Dataset rows:

# # # # # # #

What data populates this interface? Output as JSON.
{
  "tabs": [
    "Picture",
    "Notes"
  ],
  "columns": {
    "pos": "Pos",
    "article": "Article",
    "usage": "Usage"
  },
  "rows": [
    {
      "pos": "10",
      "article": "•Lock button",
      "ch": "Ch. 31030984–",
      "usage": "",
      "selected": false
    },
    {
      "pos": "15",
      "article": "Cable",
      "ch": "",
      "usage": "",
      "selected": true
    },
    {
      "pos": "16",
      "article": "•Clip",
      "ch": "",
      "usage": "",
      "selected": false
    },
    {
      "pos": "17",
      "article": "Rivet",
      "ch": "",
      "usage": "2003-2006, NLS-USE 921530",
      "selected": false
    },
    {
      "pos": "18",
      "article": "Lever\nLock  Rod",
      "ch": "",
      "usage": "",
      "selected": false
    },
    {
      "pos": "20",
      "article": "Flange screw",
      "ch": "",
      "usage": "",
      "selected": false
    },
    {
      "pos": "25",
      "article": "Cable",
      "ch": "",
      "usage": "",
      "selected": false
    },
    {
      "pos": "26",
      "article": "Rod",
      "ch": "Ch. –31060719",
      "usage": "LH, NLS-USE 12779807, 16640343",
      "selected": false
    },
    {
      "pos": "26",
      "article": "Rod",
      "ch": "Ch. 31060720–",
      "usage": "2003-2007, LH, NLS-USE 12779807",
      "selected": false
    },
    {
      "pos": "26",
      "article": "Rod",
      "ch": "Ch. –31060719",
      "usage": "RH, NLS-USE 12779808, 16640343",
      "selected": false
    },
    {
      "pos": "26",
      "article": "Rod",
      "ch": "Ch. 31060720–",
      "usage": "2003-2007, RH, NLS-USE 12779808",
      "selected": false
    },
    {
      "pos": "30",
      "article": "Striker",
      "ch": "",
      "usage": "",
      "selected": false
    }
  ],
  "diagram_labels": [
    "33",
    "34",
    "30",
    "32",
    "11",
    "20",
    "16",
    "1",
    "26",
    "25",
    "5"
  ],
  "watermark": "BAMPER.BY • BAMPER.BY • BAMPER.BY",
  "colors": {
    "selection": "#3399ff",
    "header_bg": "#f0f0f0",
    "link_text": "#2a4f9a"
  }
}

# # # # # # #

## What the exercise asks
Send back all of the entries exactly, with nothing missing.

## Solution
What data populates this interface? Output as JSON.
{
  "tabs": [
    "Picture",
    "Notes"
  ],
  "columns": {
    "pos": "Pos",
    "article": "Article",
    "usage": "Usage"
  },
  "rows": [
    {
      "pos": "10",
      "article": "•Lock button",
      "ch": "Ch. 31030984–",
      "usage": "",
      "selected": false
    },
    {
      "pos": "15",
      "article": "Cable",
      "ch": "",
      "usage": "",
      "selected": true
    },
    {
      "pos": "16",
      "article": "•Clip",
      "ch": "",
      "usage": "",
      "selected": false
    },
    {
      "pos": "17",
      "article": "Rivet",
      "ch": "",
      "usage": "2003-2006, NLS-USE 921530",
      "selected": false
    },
    {
      "pos": "18",
      "article": "Lever\nLock  Rod",
      "ch": "",
      "usage": "",
      "selected": false
    },
    {
      "pos": "20",
      "article": "Flange screw",
      "ch": "",
      "usage": "",
      "selected": false
    },
    {
      "pos": "25",
      "article": "Cable",
      "ch": "",
      "usage": "",
      "selected": false
    },
    {
      "pos": "26",
      "article": "Rod",
      "ch": "Ch. –31060719",
      "usage": "LH, NLS-USE 12779807, 16640343",
      "selected": false
    },
    {
      "pos": "26",
      "article": "Rod",
      "ch": "Ch. 31060720–",
      "usage": "2003-2007, LH, NLS-USE 12779807",
      "selected": false
    },
    {
      "pos": "26",
      "article": "Rod",
      "ch": "Ch. –31060719",
      "usage": "RH, NLS-USE 12779808, 16640343",
      "selected": false
    },
    {
      "pos": "26",
      "article": "Rod",
      "ch": "Ch. 31060720–",
      "usage": "2003-2007, RH, NLS-USE 12779808",
      "selected": false
    },
    {
      "pos": "30",
      "article": "Striker",
      "ch": "",
      "usage": "",
      "selected": false
    }
  ],
  "diagram_labels": [
    "33",
    "34",
    "30",
    "32",
    "11",
    "20",
    "16",
    "1",
    "26",
    "25",
    "5"
  ],
  "watermark": "BAMPER.BY • BAMPER.BY • BAMPER.BY",
  "colors": {
    "selection": "#3399ff",
    "header_bg": "#f0f0f0",
    "link_text": "#2a4f9a"
  }
}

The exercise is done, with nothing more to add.